● Listed records:
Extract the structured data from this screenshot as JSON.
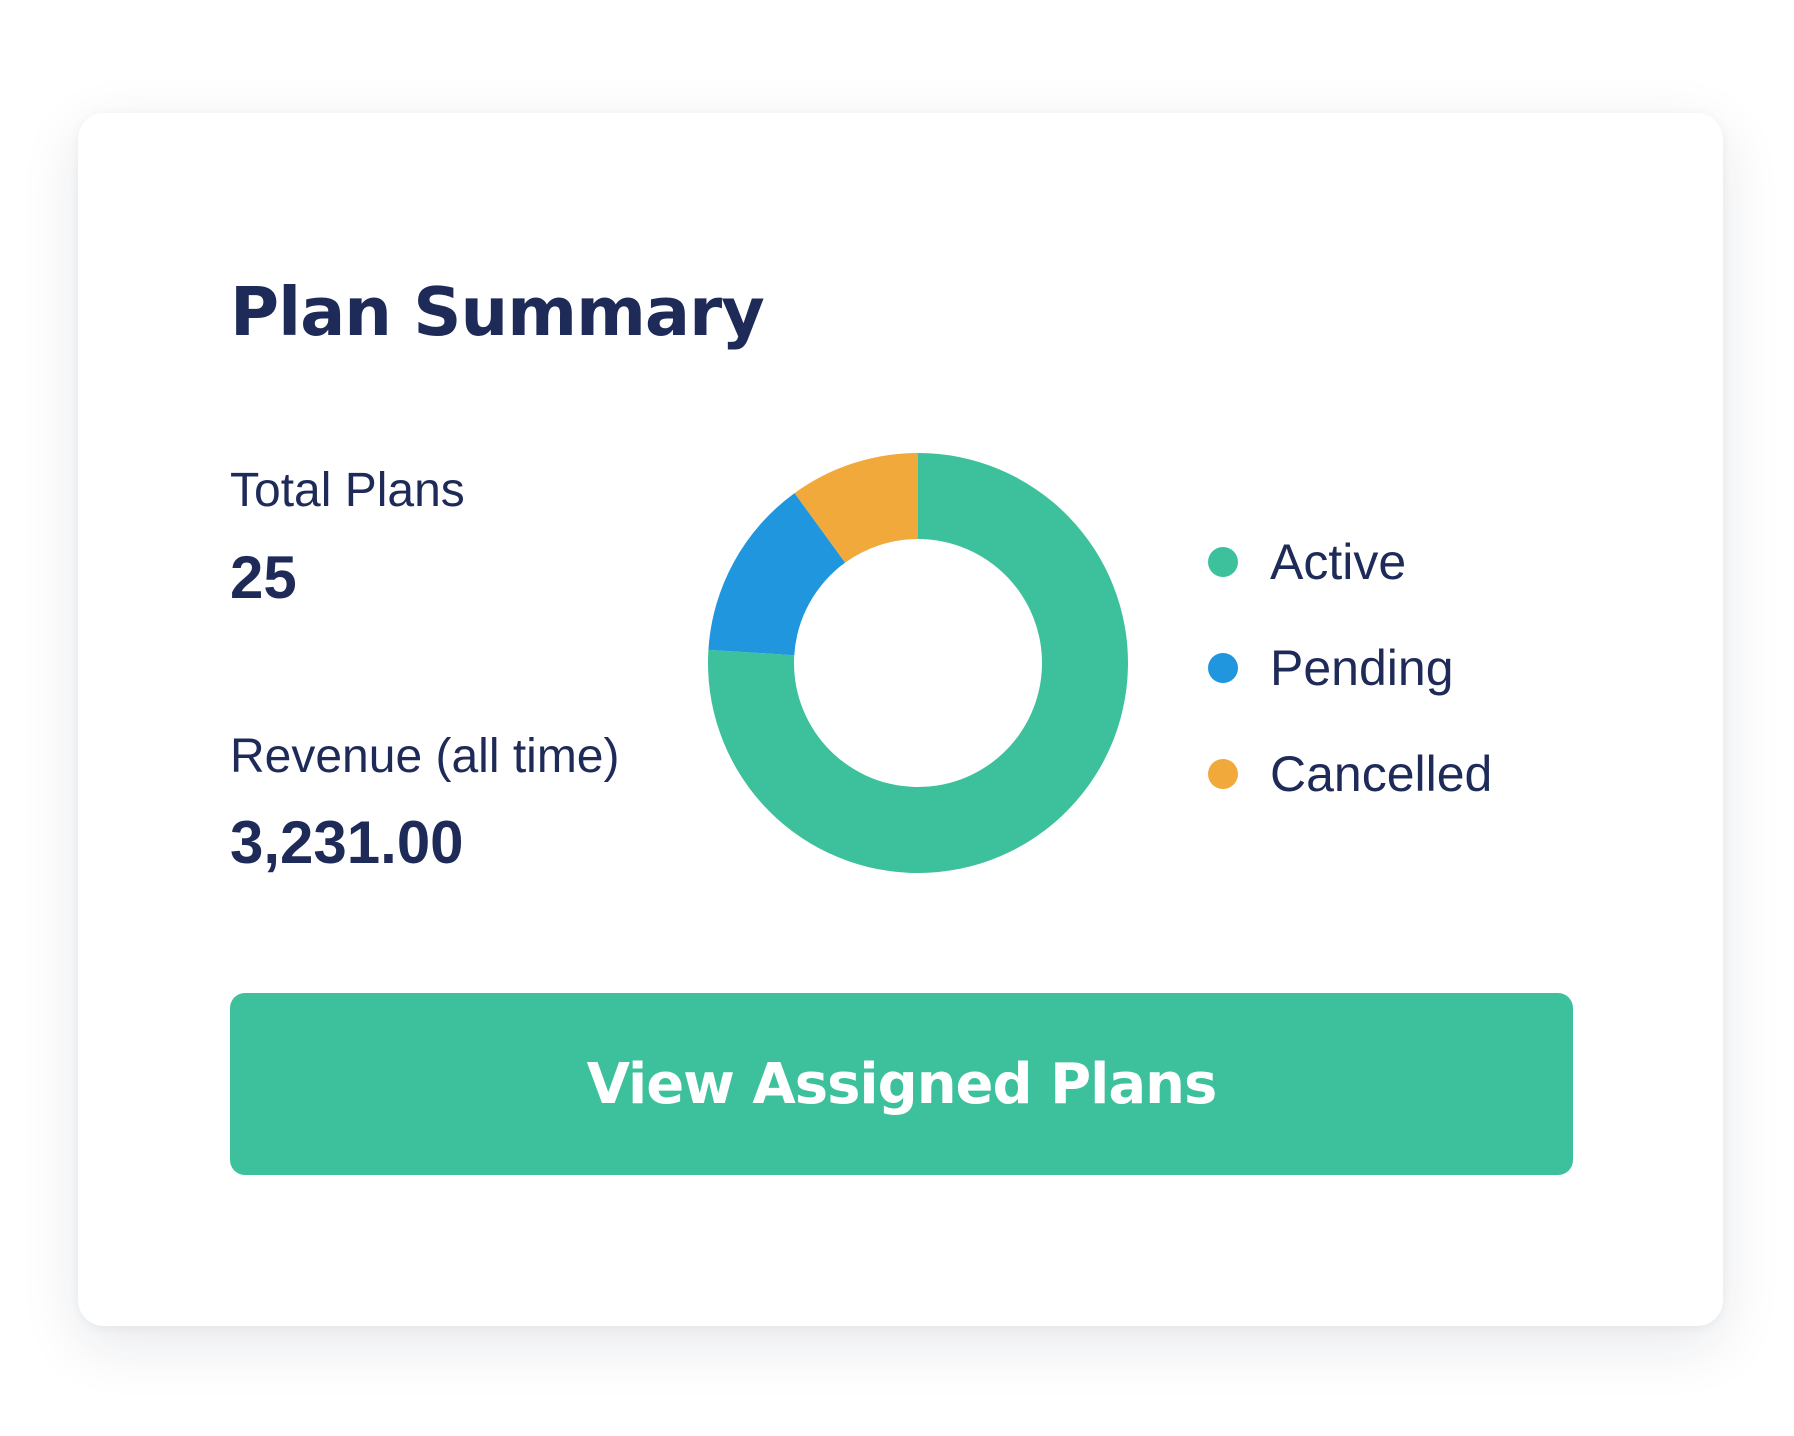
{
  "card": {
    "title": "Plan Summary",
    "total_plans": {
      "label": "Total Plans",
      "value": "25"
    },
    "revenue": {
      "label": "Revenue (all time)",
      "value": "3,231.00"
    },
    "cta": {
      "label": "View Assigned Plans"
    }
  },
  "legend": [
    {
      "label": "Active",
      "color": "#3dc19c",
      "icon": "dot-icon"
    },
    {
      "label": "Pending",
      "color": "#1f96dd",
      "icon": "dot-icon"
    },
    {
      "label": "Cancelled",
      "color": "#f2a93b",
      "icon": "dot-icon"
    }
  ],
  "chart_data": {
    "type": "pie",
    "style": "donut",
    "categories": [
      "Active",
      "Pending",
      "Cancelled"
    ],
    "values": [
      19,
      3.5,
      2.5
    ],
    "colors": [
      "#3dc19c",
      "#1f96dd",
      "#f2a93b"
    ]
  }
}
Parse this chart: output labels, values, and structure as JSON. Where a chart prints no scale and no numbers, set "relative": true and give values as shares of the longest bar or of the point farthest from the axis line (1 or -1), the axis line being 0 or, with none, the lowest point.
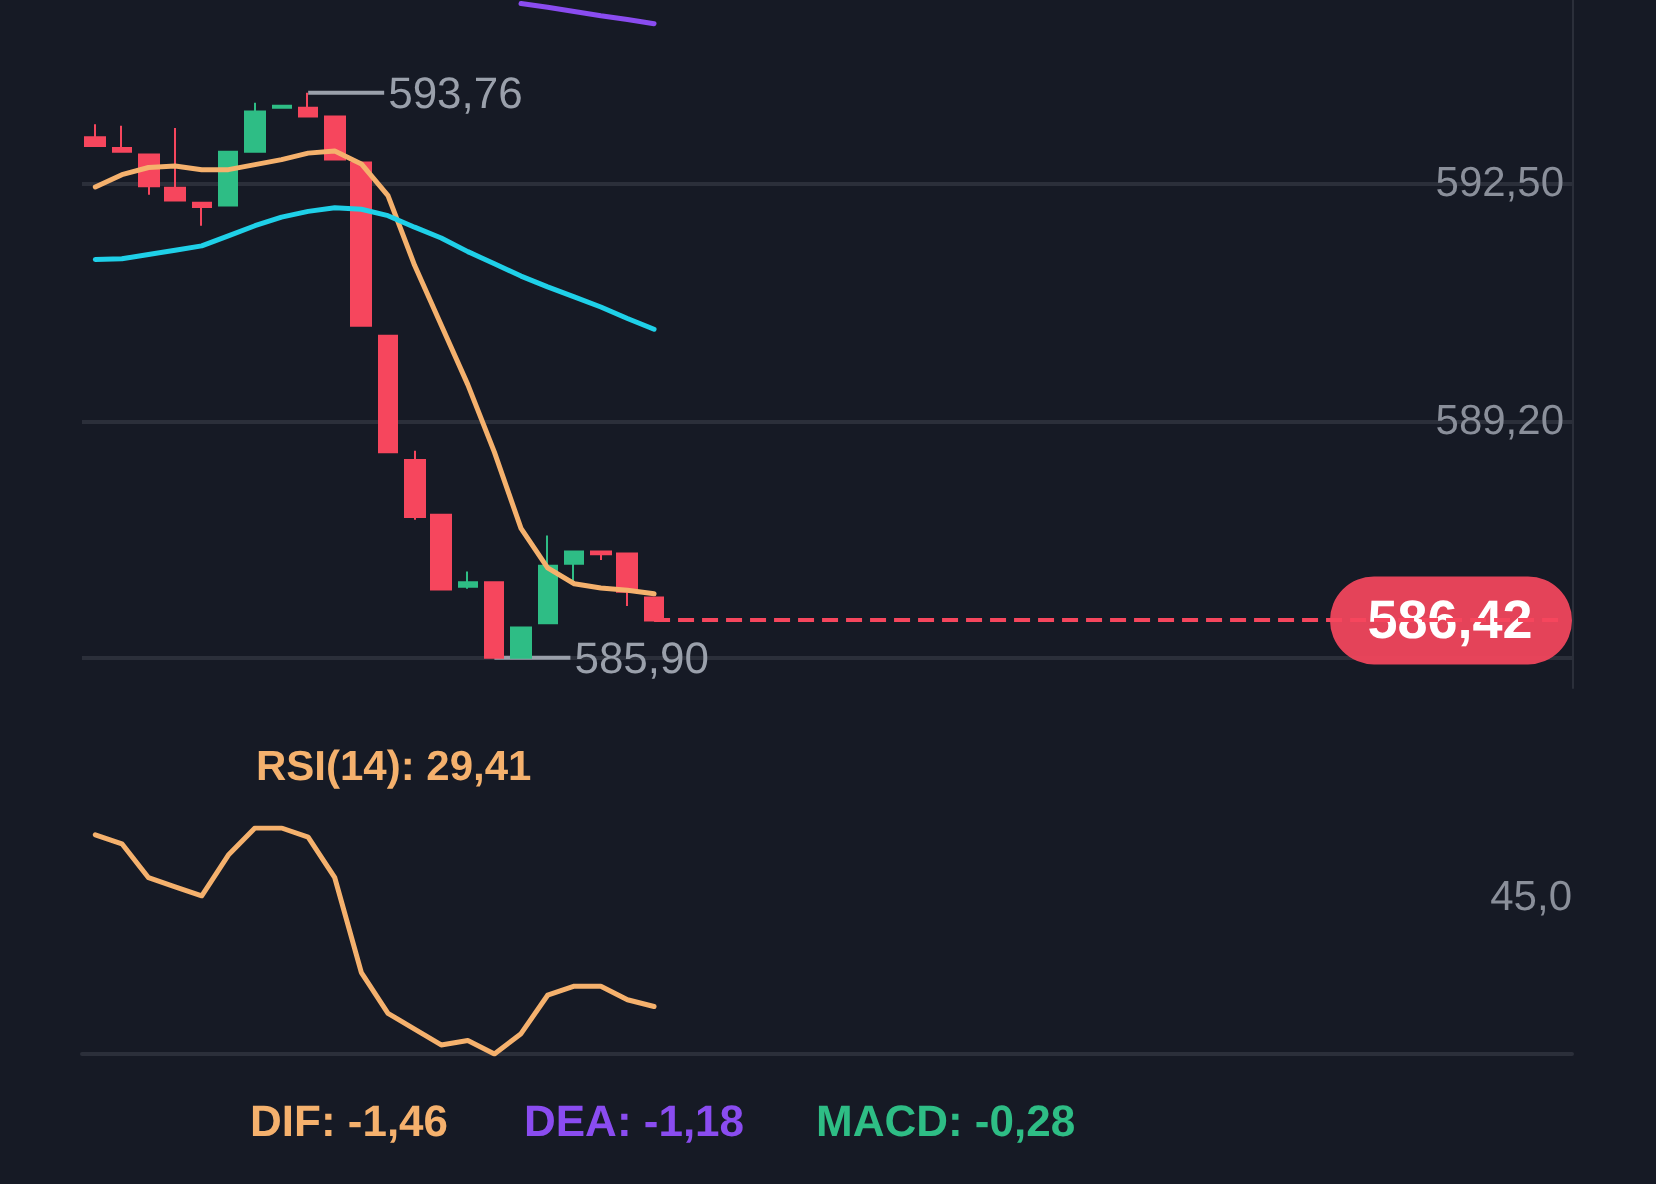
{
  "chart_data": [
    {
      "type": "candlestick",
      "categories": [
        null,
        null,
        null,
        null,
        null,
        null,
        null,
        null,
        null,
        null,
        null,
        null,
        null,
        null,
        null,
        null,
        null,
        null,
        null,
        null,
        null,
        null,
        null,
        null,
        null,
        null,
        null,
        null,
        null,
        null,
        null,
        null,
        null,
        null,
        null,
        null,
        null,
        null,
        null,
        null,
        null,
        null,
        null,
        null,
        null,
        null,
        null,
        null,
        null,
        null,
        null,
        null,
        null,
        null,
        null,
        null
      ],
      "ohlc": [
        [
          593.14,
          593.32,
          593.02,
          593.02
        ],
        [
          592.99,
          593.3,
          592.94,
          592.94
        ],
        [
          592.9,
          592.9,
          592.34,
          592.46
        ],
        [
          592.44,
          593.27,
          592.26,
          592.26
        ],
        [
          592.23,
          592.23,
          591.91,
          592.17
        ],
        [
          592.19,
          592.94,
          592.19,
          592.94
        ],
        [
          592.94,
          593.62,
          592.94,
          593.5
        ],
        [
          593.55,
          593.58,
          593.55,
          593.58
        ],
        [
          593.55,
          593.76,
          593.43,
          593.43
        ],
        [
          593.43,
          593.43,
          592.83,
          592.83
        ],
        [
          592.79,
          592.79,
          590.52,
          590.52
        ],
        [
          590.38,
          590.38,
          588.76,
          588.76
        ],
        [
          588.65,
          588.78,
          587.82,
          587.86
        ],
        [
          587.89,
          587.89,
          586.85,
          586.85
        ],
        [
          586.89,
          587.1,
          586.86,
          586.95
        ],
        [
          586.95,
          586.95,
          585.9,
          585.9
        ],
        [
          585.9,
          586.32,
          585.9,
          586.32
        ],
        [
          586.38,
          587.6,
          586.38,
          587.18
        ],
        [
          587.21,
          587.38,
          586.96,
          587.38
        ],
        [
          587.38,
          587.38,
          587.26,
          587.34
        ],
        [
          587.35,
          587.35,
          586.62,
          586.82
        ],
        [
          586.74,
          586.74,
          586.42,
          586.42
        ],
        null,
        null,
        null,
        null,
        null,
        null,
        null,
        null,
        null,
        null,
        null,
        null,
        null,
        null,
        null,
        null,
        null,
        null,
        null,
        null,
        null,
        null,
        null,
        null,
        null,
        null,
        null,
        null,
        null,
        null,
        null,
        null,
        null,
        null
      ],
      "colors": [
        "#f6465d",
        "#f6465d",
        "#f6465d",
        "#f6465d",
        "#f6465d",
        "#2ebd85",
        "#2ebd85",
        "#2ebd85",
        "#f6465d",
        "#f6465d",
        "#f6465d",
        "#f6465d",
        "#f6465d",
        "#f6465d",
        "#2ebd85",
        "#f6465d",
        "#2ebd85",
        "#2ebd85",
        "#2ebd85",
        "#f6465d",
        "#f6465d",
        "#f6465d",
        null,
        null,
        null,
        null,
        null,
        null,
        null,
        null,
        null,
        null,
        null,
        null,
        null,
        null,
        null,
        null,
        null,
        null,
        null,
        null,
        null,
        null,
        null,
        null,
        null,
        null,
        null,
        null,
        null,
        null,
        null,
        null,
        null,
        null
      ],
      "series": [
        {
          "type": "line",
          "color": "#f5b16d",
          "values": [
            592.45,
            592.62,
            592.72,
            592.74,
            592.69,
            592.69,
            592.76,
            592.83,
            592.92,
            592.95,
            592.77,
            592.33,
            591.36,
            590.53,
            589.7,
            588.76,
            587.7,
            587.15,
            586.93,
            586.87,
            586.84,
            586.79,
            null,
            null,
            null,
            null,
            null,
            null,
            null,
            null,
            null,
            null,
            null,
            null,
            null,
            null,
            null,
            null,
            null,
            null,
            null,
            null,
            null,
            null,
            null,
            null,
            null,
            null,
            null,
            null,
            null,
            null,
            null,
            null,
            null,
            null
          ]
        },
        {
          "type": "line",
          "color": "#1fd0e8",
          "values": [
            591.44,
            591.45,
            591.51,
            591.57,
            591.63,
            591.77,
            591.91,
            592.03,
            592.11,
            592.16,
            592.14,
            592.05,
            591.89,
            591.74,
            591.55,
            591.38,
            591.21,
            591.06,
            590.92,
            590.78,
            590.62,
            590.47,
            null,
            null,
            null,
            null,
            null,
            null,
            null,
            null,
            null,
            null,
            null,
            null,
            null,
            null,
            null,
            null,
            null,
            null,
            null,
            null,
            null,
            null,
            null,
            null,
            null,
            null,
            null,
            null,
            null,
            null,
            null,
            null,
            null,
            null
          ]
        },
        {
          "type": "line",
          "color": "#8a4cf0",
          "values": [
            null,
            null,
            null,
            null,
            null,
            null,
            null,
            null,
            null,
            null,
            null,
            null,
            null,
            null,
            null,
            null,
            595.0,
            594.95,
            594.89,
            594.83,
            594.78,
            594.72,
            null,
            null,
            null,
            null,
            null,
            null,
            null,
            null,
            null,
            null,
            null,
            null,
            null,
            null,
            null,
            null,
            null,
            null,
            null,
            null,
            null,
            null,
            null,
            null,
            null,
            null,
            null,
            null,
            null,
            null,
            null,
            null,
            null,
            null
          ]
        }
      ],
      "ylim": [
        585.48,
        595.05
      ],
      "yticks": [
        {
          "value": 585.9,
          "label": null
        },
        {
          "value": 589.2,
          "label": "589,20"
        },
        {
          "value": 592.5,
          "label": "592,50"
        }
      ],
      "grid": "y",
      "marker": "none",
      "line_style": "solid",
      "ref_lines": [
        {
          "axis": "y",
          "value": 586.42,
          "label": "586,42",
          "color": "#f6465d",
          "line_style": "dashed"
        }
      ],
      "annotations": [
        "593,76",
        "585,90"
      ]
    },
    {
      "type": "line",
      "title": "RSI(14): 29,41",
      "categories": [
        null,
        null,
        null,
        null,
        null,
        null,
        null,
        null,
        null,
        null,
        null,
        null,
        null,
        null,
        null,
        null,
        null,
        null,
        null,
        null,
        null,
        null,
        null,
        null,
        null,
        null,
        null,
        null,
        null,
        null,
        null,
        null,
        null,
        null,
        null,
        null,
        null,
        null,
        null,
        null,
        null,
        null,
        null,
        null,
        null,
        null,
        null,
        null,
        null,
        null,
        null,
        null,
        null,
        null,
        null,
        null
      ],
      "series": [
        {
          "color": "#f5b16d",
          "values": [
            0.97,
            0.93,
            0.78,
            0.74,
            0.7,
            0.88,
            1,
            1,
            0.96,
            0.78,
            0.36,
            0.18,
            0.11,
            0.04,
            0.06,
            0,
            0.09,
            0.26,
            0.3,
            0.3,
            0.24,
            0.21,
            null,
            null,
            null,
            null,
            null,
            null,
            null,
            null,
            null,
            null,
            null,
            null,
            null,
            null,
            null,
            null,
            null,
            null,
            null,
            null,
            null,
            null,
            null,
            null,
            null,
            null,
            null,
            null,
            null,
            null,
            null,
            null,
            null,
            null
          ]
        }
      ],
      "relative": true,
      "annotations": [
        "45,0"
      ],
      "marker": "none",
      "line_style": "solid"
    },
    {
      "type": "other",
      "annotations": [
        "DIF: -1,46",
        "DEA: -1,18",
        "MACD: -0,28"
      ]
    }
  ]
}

● Aim of the task:
The records are above. How many lines in them contain the word "from"? Give the number alone.

● Answer below:
2